Return the records in full, exactly as given.

• **Dataset records**:
● ● ● ●
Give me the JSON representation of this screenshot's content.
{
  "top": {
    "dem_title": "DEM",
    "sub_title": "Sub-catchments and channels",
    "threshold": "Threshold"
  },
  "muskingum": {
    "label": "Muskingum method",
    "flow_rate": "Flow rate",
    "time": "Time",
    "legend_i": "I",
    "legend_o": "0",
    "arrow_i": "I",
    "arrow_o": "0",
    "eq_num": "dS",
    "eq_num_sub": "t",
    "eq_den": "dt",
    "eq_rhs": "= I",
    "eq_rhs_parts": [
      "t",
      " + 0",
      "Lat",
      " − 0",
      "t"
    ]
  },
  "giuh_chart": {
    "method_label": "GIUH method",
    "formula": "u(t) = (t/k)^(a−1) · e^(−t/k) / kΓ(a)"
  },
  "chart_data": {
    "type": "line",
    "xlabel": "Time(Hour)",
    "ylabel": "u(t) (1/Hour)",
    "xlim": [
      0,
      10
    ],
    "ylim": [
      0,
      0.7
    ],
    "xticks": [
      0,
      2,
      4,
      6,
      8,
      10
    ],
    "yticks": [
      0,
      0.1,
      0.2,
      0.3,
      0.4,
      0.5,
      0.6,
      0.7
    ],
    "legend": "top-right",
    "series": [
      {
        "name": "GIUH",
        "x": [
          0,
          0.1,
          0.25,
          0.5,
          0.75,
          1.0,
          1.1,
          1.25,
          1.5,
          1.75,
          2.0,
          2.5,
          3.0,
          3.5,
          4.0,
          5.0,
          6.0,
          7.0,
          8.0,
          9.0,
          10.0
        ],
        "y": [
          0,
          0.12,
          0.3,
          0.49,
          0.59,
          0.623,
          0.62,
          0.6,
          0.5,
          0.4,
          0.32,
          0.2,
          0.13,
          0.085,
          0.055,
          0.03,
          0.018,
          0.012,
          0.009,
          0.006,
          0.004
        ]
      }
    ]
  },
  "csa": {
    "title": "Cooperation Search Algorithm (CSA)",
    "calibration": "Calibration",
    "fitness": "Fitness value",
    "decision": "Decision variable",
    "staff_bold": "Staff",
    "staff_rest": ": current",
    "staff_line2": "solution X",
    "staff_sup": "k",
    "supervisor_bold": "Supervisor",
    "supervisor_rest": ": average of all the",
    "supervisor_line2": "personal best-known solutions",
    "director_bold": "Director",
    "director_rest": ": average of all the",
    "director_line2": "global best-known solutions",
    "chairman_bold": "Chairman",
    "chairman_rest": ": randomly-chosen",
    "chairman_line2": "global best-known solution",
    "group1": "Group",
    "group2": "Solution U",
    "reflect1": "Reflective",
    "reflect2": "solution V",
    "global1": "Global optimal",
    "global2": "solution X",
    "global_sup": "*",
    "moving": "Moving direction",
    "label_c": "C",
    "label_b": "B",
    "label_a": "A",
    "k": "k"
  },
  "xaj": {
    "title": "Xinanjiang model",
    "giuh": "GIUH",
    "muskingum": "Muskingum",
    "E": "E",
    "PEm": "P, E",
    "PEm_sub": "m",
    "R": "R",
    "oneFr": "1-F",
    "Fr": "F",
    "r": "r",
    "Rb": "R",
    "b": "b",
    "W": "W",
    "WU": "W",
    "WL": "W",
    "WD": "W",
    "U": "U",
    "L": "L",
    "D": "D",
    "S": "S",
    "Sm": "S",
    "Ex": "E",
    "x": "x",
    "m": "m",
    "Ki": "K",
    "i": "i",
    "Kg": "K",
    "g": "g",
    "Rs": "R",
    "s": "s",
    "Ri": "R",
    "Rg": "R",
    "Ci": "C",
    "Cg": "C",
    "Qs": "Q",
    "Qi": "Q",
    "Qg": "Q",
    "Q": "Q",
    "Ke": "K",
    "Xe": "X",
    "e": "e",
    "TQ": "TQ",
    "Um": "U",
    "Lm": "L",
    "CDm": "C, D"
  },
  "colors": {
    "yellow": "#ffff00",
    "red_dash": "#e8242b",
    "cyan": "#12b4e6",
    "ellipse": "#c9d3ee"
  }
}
● ● ● ●
• **Solution to the problem**:
Give me the JSON representation of this screenshot's content.
{
  "top": {
    "dem_title": "DEM",
    "sub_title": "Sub-catchments and channels",
    "threshold": "Threshold"
  },
  "muskingum": {
    "label": "Muskingum method",
    "flow_rate": "Flow rate",
    "time": "Time",
    "legend_i": "I",
    "legend_o": "0",
    "arrow_i": "I",
    "arrow_o": "0",
    "eq_num": "dS",
    "eq_num_sub": "t",
    "eq_den": "dt",
    "eq_rhs": "= I",
    "eq_rhs_parts": [
      "t",
      " + 0",
      "Lat",
      " − 0",
      "t"
    ]
  },
  "giuh_chart": {
    "method_label": "GIUH method",
    "formula": "u(t) = (t/k)^(a−1) · e^(−t/k) / kΓ(a)"
  },
  "chart_data": {
    "type": "line",
    "xlabel": "Time(Hour)",
    "ylabel": "u(t) (1/Hour)",
    "xlim": [
      0,
      10
    ],
    "ylim": [
      0,
      0.7
    ],
    "xticks": [
      0,
      2,
      4,
      6,
      8,
      10
    ],
    "yticks": [
      0,
      0.1,
      0.2,
      0.3,
      0.4,
      0.5,
      0.6,
      0.7
    ],
    "legend": "top-right",
    "series": [
      {
        "name": "GIUH",
        "x": [
          0,
          0.1,
          0.25,
          0.5,
          0.75,
          1.0,
          1.1,
          1.25,
          1.5,
          1.75,
          2.0,
          2.5,
          3.0,
          3.5,
          4.0,
          5.0,
          6.0,
          7.0,
          8.0,
          9.0,
          10.0
        ],
        "y": [
          0,
          0.12,
          0.3,
          0.49,
          0.59,
          0.623,
          0.62,
          0.6,
          0.5,
          0.4,
          0.32,
          0.2,
          0.13,
          0.085,
          0.055,
          0.03,
          0.018,
          0.012,
          0.009,
          0.006,
          0.004
        ]
      }
    ]
  },
  "csa": {
    "title": "Cooperation Search Algorithm (CSA)",
    "calibration": "Calibration",
    "fitness": "Fitness value",
    "decision": "Decision variable",
    "staff_bold": "Staff",
    "staff_rest": ": current",
    "staff_line2": "solution X",
    "staff_sup": "k",
    "supervisor_bold": "Supervisor",
    "supervisor_rest": ": average of all the",
    "supervisor_line2": "personal best-known solutions",
    "director_bold": "Director",
    "director_rest": ": average of all the",
    "director_line2": "global best-known solutions",
    "chairman_bold": "Chairman",
    "chairman_rest": ": randomly-chosen",
    "chairman_line2": "global best-known solution",
    "group1": "Group",
    "group2": "Solution U",
    "reflect1": "Reflective",
    "reflect2": "solution V",
    "global1": "Global optimal",
    "global2": "solution X",
    "global_sup": "*",
    "moving": "Moving direction",
    "label_c": "C",
    "label_b": "B",
    "label_a": "A",
    "k": "k"
  },
  "xaj": {
    "title": "Xinanjiang model",
    "giuh": "GIUH",
    "muskingum": "Muskingum",
    "E": "E",
    "PEm": "P, E",
    "PEm_sub": "m",
    "R": "R",
    "oneFr": "1-F",
    "Fr": "F",
    "r": "r",
    "Rb": "R",
    "b": "b",
    "W": "W",
    "WU": "W",
    "WL": "W",
    "WD": "W",
    "U": "U",
    "L": "L",
    "D": "D",
    "S": "S",
    "Sm": "S",
    "Ex": "E",
    "x": "x",
    "m": "m",
    "Ki": "K",
    "i": "i",
    "Kg": "K",
    "g": "g",
    "Rs": "R",
    "s": "s",
    "Ri": "R",
    "Rg": "R",
    "Ci": "C",
    "Cg": "C",
    "Qs": "Q",
    "Qi": "Q",
    "Qg": "Q",
    "Q": "Q",
    "Ke": "K",
    "Xe": "X",
    "e": "e",
    "TQ": "TQ",
    "Um": "U",
    "Lm": "L",
    "CDm": "C, D"
  },
  "colors": {
    "yellow": "#ffff00",
    "red_dash": "#e8242b",
    "cyan": "#12b4e6",
    "ellipse": "#c9d3ee"
  }
}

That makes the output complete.